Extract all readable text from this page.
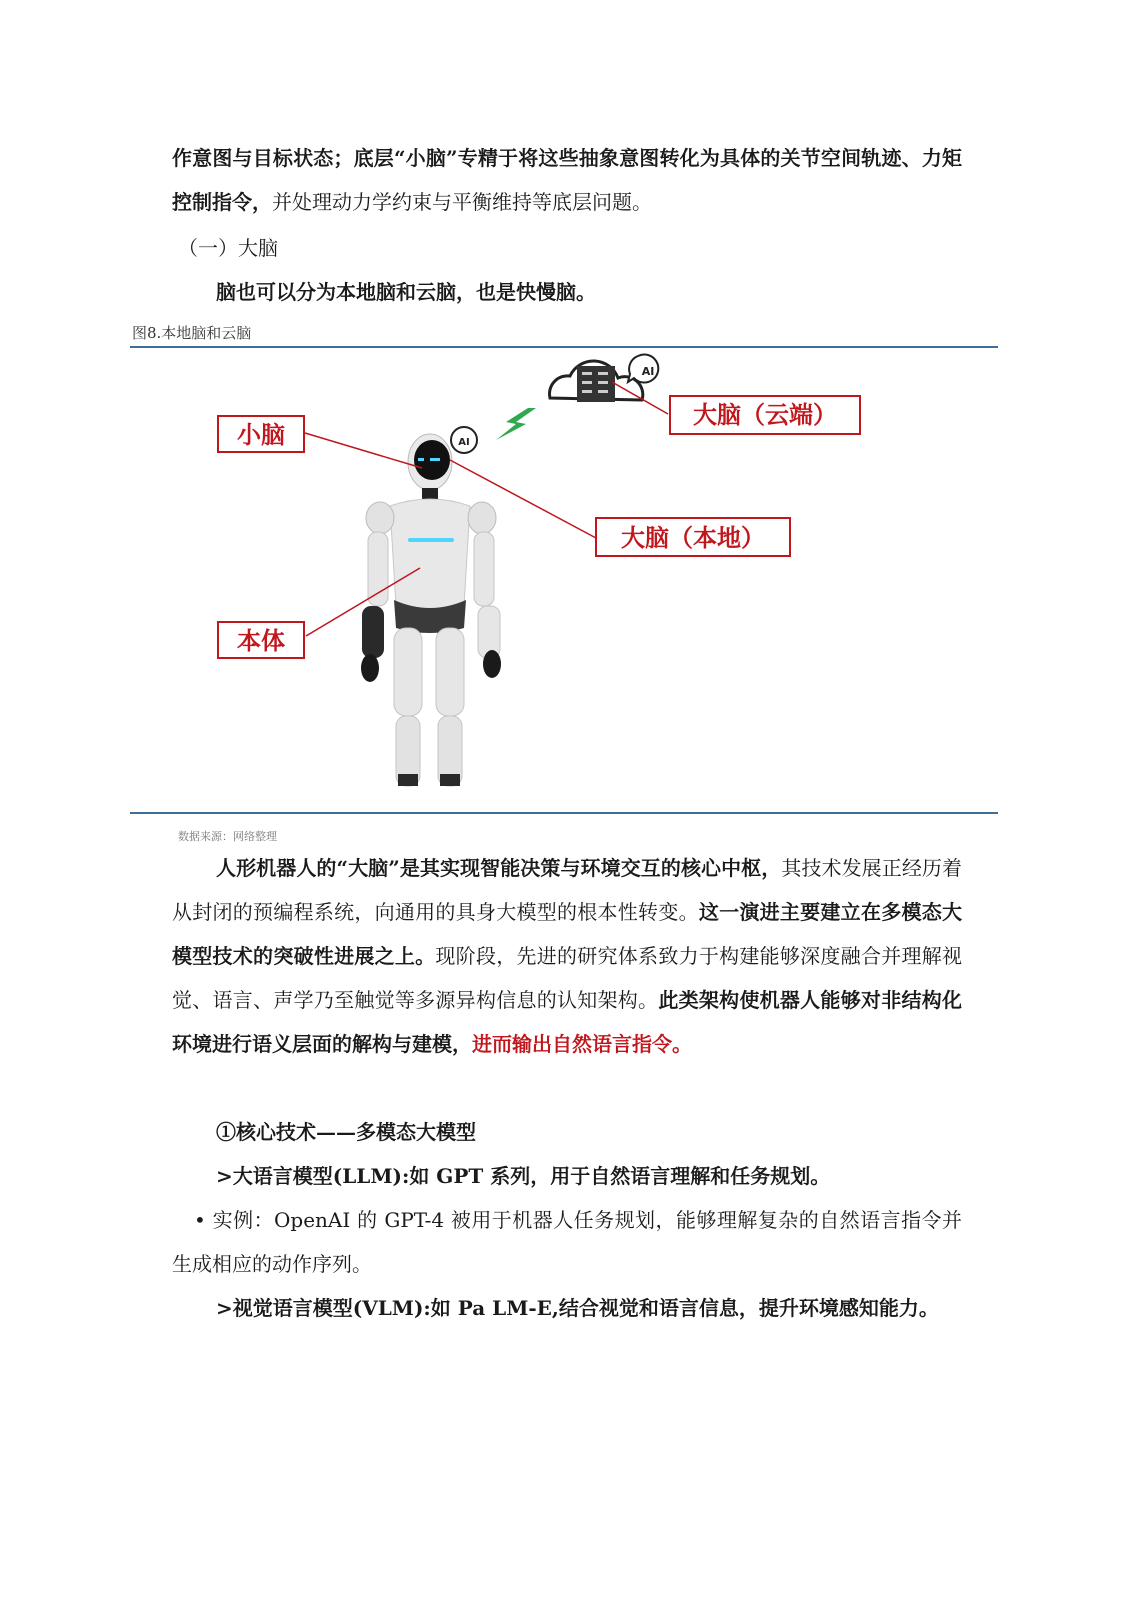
作意图与目标状态；底层“小脑”专精于将这些抽象意图转化为具体的关节空间轨迹、力矩控制指令，并处理动力学约束与平衡维持等底层问题。

（一）大脑

脑也可以分为本地脑和云脑，也是快慢脑。

图8.本地脑和云脑
AI
AI
小脑
大脑（云端）
大脑（本地）
本体
数据来源：网络整理

人形机器人的“大脑”是其实现智能决策与环境交互的核心中枢，其技术发展正经历着从封闭的预编程系统，向通用的具身大模型的根本性转变。这一演进主要建立在多模态大模型技术的突破性进展之上。现阶段，先进的研究体系致力于构建能够深度融合并理解视觉、语言、声学乃至触觉等多源异构信息的认知架构。此类架构使机器人能够对非结构化环境进行语义层面的解构与建模，进而输出自然语言指令。

①核心技术——多模态大模型

>大语言模型(LLM):如 GPT 系列，用于自然语言理解和任务规划。

• 实例：OpenAI 的 GPT-4 被用于机器人任务规划，能够理解复杂的自然语言指令并生成相应的动作序列。

>视觉语言模型(VLM):如 Pa LM-E,结合视觉和语言信息，提升环境感知能力。
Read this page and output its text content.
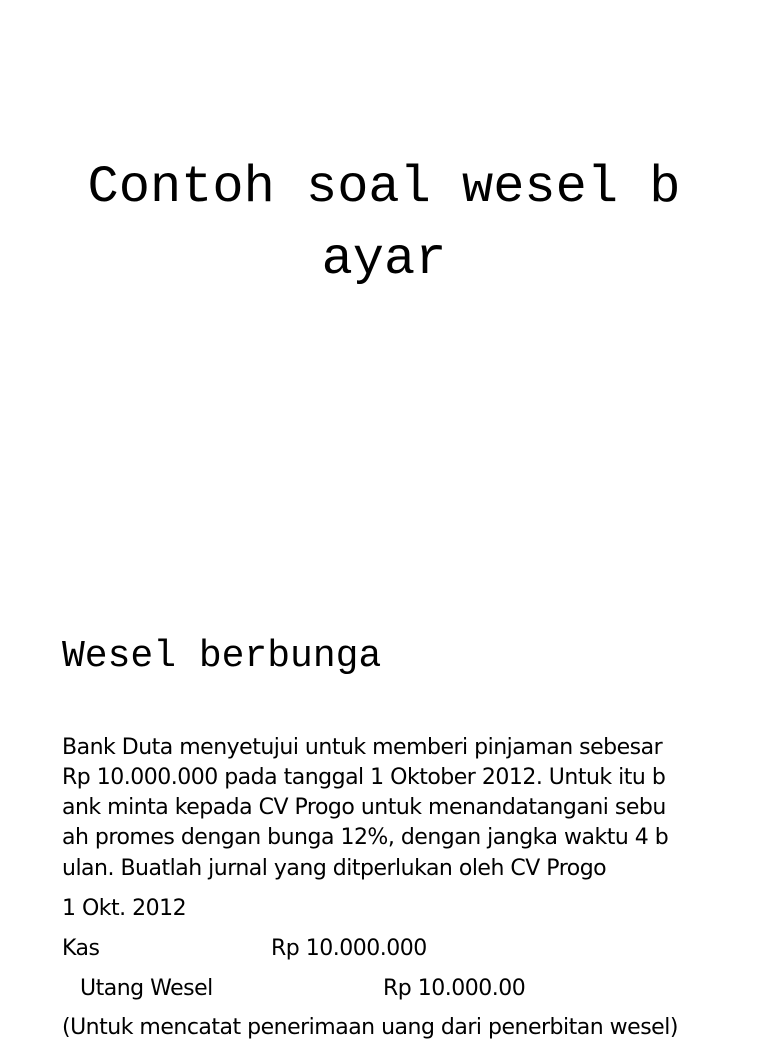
Contoh soal wesel b
ayar
Wesel berbunga
Bank Duta menyetujui untuk memberi pinjaman sebesar
Rp 10.000.000 pada tanggal 1 Oktober 2012. Untuk itu b
ank minta kepada CV Progo untuk menandatangani sebu
ah promes dengan bunga 12%, dengan jangka waktu 4 b
ulan. Buatlah jurnal yang ditperlukan oleh CV Progo
1 Okt. 2012
Kas	Rp 10.000.000
Utang Wesel	Rp 10.000.00
(Untuk mencatat penerimaan uang dari penerbitan wesel)
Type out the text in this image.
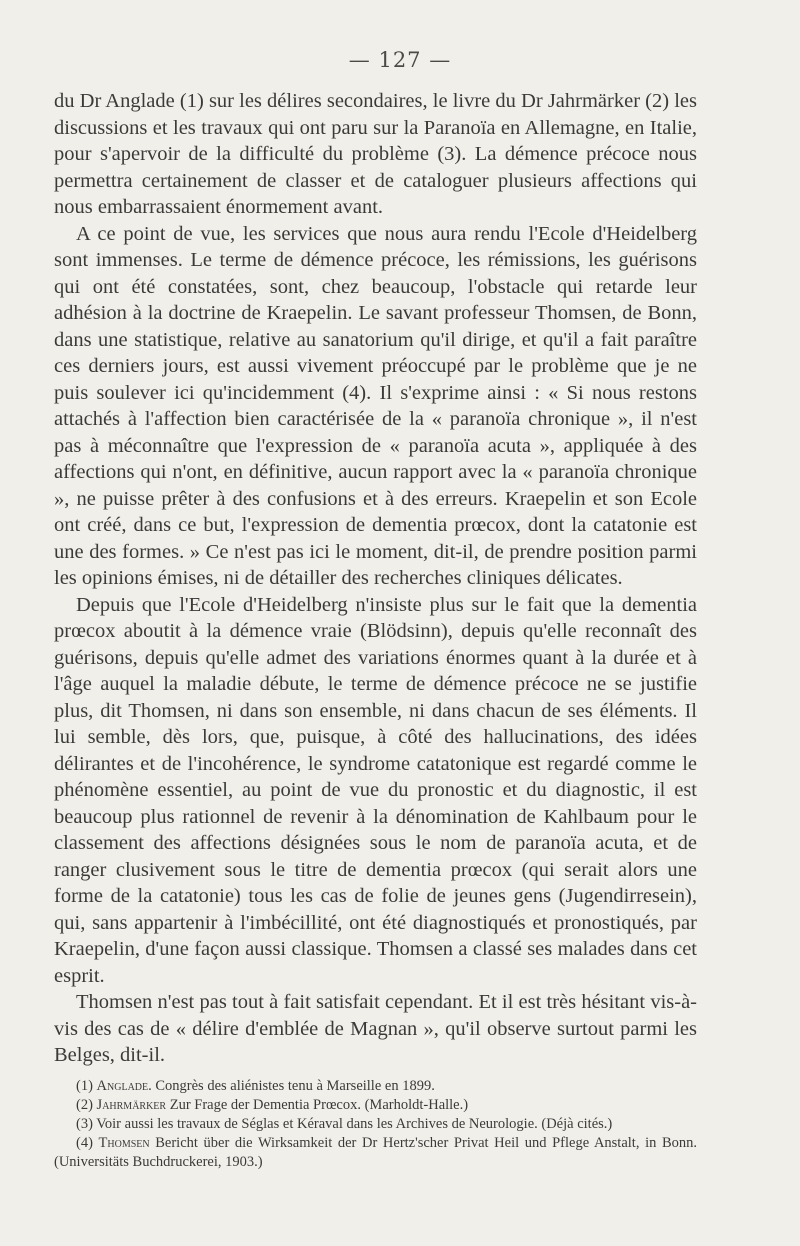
— 127 —

du Dr Anglade (1) sur les délires secondaires, le livre du Dr Jahrmärker (2) les discussions et les travaux qui ont paru sur la Paranoïa en Allemagne, en Italie, pour s'apervoir de la difficulté du problème (3). La démence précoce nous permettra certainement de classer et de cataloguer plusieurs affections qui nous embarrassaient énormement avant.

A ce point de vue, les services que nous aura rendu l'Ecole d'Heidelberg sont immenses. Le terme de démence précoce, les rémissions, les guérisons qui ont été constatées, sont, chez beaucoup, l'obstacle qui retarde leur adhésion à la doctrine de Kraepelin. Le savant professeur Thomsen, de Bonn, dans une statistique, relative au sanatorium qu'il dirige, et qu'il a fait paraître ces derniers jours, est aussi vivement préoccupé par le problème que je ne puis soulever ici qu'incidemment (4). Il s'exprime ainsi : « Si nous restons attachés à l'affection bien caractérisée de la « paranoïa chronique », il n'est pas à méconnaître que l'expression de « paranoïa acuta », appliquée à des affections qui n'ont, en définitive, aucun rapport avec la « paranoïa chronique », ne puisse prêter à des confusions et à des erreurs. Kraepelin et son Ecole ont créé, dans ce but, l'expression de dementia prœcox, dont la catatonie est une des formes. » Ce n'est pas ici le moment, dit-il, de prendre position parmi les opinions émises, ni de détailler des recherches cliniques délicates.

Depuis que l'Ecole d'Heidelberg n'insiste plus sur le fait que la dementia prœcox aboutit à la démence vraie (Blödsinn), depuis qu'elle reconnaît des guérisons, depuis qu'elle admet des variations énormes quant à la durée et à l'âge auquel la maladie débute, le terme de démence précoce ne se justifie plus, dit Thomsen, ni dans son ensemble, ni dans chacun de ses éléments. Il lui semble, dès lors, que, puisque, à côté des hallucinations, des idées délirantes et de l'incohérence, le syndrome catatonique est regardé comme le phénomène essentiel, au point de vue du pronostic et du diagnostic, il est beaucoup plus rationnel de revenir à la dénomination de Kahlbaum pour le classement des affections désignées sous le nom de paranoïa acuta, et de ranger clusivement sous le titre de dementia prœcox (qui serait alors une forme de la catatonie) tous les cas de folie de jeunes gens (Jugendirresein), qui, sans appartenir à l'imbécillité, ont été diagnostiqués et pronostiqués, par Kraepelin, d'une façon aussi classique. Thomsen a classé ses malades dans cet esprit.

Thomsen n'est pas tout à fait satisfait cependant. Et il est très hésitant vis-à-vis des cas de « délire d'emblée de Magnan », qu'il observe surtout parmi les Belges, dit-il.

(1) Anglade. Congrès des aliénistes tenu à Marseille en 1899.

(2) Jahrmärker Zur Frage der Dementia Prœcox. (Marholdt-Halle.)

(3) Voir aussi les travaux de Séglas et Kéraval dans les Archives de Neurologie. (Déjà cités.)

(4) Thomsen Bericht über die Wirksamkeit der Dr Hertz'scher Privat Heil und Pflege Anstalt, in Bonn. (Universitäts Buchdruckerei, 1903.)
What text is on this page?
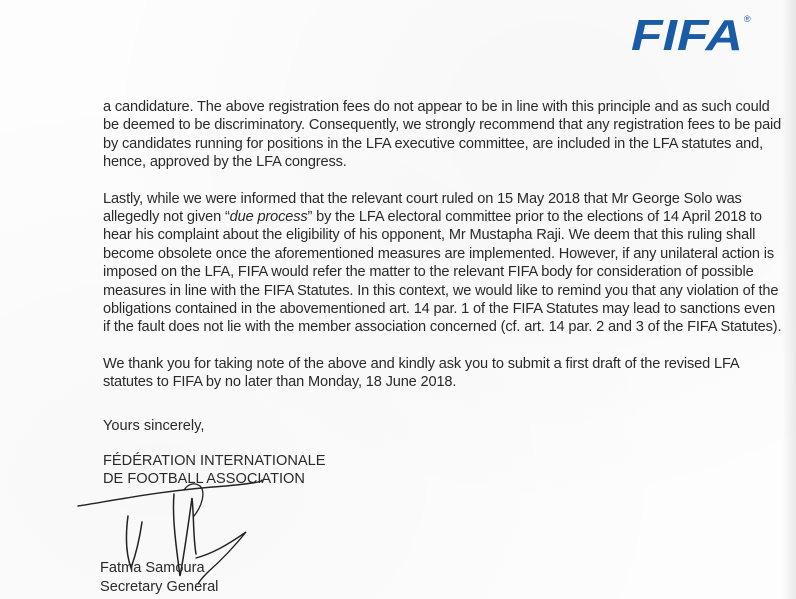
FIFA ®

a candidature. The above registration fees do not appear to be in line with this principle and as such could be deemed to be discriminatory. Consequently, we strongly recommend that any registration fees to be paid by candidates running for positions in the LFA executive committee, are included in the LFA statutes and, hence, approved by the LFA congress.

Lastly, while we were informed that the relevant court ruled on 15 May 2018 that Mr George Solo was allegedly not given “due process” by the LFA electoral committee prior to the elections of 14 April 2018 to hear his complaint about the eligibility of his opponent, Mr Mustapha Raji. We deem that this ruling shall become obsolete once the aforementioned measures are implemented. However, if any unilateral action is imposed on the LFA, FIFA would refer the matter to the relevant FIFA body for consideration of possible measures in line with the FIFA Statutes. In this context, we would like to remind you that any violation of the obligations contained in the abovementioned art. 14 par. 1 of the FIFA Statutes may lead to sanctions even if the fault does not lie with the member association concerned (cf. art. 14 par. 2 and 3 of the FIFA Statutes).

We thank you for taking note of the above and kindly ask you to submit a first draft of the revised LFA statutes to FIFA by no later than Monday, 18 June 2018.

Yours sincerely,
FÉDÉRATION INTERNATIONALE
DE FOOTBALL ASSOCIATION
Fatma Samoura
Secretary General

:::

- [CHALLENGE] Copy the records above exactly. The pictures are not part of the copy.

- [EXERCISE RESPONSE]
Extract all readable text from this page.
作意图与目标状态；底层“小脑”专精于将这些抽象意图转化为具体的关节空间轨迹、力矩控制指令，并处理动力学约束与平衡维持等底层问题。

（一）大脑

脑也可以分为本地脑和云脑，也是快慢脑。

图8.本地脑和云脑
AI
AI
小脑
大脑（云端）
大脑（本地）
本体
数据来源：网络整理

人形机器人的“大脑”是其实现智能决策与环境交互的核心中枢，其技术发展正经历着从封闭的预编程系统，向通用的具身大模型的根本性转变。这一演进主要建立在多模态大模型技术的突破性进展之上。现阶段，先进的研究体系致力于构建能够深度融合并理解视觉、语言、声学乃至触觉等多源异构信息的认知架构。此类架构使机器人能够对非结构化环境进行语义层面的解构与建模，进而输出自然语言指令。

①核心技术——多模态大模型

>大语言模型(LLM):如 GPT 系列，用于自然语言理解和任务规划。

• 实例：OpenAI 的 GPT-4 被用于机器人任务规划，能够理解复杂的自然语言指令并生成相应的动作序列。

>视觉语言模型(VLM):如 Pa LM-E,结合视觉和语言信息，提升环境感知能力。
Read this page and output its text content.
Contoh soal wesel b
ayar
Wesel berbunga
Bank Duta menyetujui untuk memberi pinjaman sebesar
Rp 10.000.000 pada tanggal 1 Oktober 2012. Untuk itu b
ank minta kepada CV Progo untuk menandatangani sebu
ah promes dengan bunga 12%, dengan jangka waktu 4 b
ulan. Buatlah jurnal yang ditperlukan oleh CV Progo
1 Okt. 2012
Kas	Rp 10.000.000
Utang Wesel	Rp 10.000.00
(Untuk mencatat penerimaan uang dari penerbitan wesel)
Type out the text in this image.
— 127 —

du Dr Anglade (1) sur les délires secondaires, le livre du Dr Jahrmärker (2) les discussions et les travaux qui ont paru sur la Paranoïa en Allemagne, en Italie, pour s'apervoir de la difficulté du problème (3). La démence précoce nous permettra certainement de classer et de cataloguer plusieurs affections qui nous embarrassaient énormement avant.

A ce point de vue, les services que nous aura rendu l'Ecole d'Heidelberg sont immenses. Le terme de démence précoce, les rémissions, les guérisons qui ont été constatées, sont, chez beaucoup, l'obstacle qui retarde leur adhésion à la doctrine de Kraepelin. Le savant professeur Thomsen, de Bonn, dans une statistique, relative au sanatorium qu'il dirige, et qu'il a fait paraître ces derniers jours, est aussi vivement préoccupé par le problème que je ne puis soulever ici qu'incidemment (4). Il s'exprime ainsi : « Si nous restons attachés à l'affection bien caractérisée de la « paranoïa chronique », il n'est pas à méconnaître que l'expression de « paranoïa acuta », appliquée à des affections qui n'ont, en définitive, aucun rapport avec la « paranoïa chronique », ne puisse prêter à des confusions et à des erreurs. Kraepelin et son Ecole ont créé, dans ce but, l'expression de dementia prœcox, dont la catatonie est une des formes. » Ce n'est pas ici le moment, dit-il, de prendre position parmi les opinions émises, ni de détailler des recherches cliniques délicates.

Depuis que l'Ecole d'Heidelberg n'insiste plus sur le fait que la dementia prœcox aboutit à la démence vraie (Blödsinn), depuis qu'elle reconnaît des guérisons, depuis qu'elle admet des variations énormes quant à la durée et à l'âge auquel la maladie débute, le terme de démence précoce ne se justifie plus, dit Thomsen, ni dans son ensemble, ni dans chacun de ses éléments. Il lui semble, dès lors, que, puisque, à côté des hallucinations, des idées délirantes et de l'incohérence, le syndrome catatonique est regardé comme le phénomène essentiel, au point de vue du pronostic et du diagnostic, il est beaucoup plus rationnel de revenir à la dénomination de Kahlbaum pour le classement des affections désignées sous le nom de paranoïa acuta, et de ranger clusivement sous le titre de dementia prœcox (qui serait alors une forme de la catatonie) tous les cas de folie de jeunes gens (Jugendirresein), qui, sans appartenir à l'imbécillité, ont été diagnostiqués et pronostiqués, par Kraepelin, d'une façon aussi classique. Thomsen a classé ses malades dans cet esprit.

Thomsen n'est pas tout à fait satisfait cependant. Et il est très hésitant vis-à-vis des cas de « délire d'emblée de Magnan », qu'il observe surtout parmi les Belges, dit-il.

(1) Anglade. Congrès des aliénistes tenu à Marseille en 1899.

(2) Jahrmärker Zur Frage der Dementia Prœcox. (Marholdt-Halle.)

(3) Voir aussi les travaux de Séglas et Kéraval dans les Archives de Neurologie. (Déjà cités.)

(4) Thomsen Bericht über die Wirksamkeit der Dr Hertz'scher Privat Heil und Pflege Anstalt, in Bonn. (Universitäts Buchdruckerei, 1903.)
What text is on this page?
FIFA ®

a candidature. The above registration fees do not appear to be in line with this principle and as such could be deemed to be discriminatory. Consequently, we strongly recommend that any registration fees to be paid by candidates running for positions in the LFA executive committee, are included in the LFA statutes and, hence, approved by the LFA congress.

Lastly, while we were informed that the relevant court ruled on 15 May 2018 that Mr George Solo was allegedly not given “due process” by the LFA electoral committee prior to the elections of 14 April 2018 to hear his complaint about the eligibility of his opponent, Mr Mustapha Raji. We deem that this ruling shall become obsolete once the aforementioned measures are implemented. However, if any unilateral action is imposed on the LFA, FIFA would refer the matter to the relevant FIFA body for consideration of possible measures in line with the FIFA Statutes. In this context, we would like to remind you that any violation of the obligations contained in the abovementioned art. 14 par. 1 of the FIFA Statutes may lead to sanctions even if the fault does not lie with the member association concerned (cf. art. 14 par. 2 and 3 of the FIFA Statutes).

We thank you for taking note of the above and kindly ask you to submit a first draft of the revised LFA statutes to FIFA by no later than Monday, 18 June 2018.

Yours sincerely,
FÉDÉRATION INTERNATIONALE
DE FOOTBALL ASSOCIATION
Fatma Samoura
Secretary General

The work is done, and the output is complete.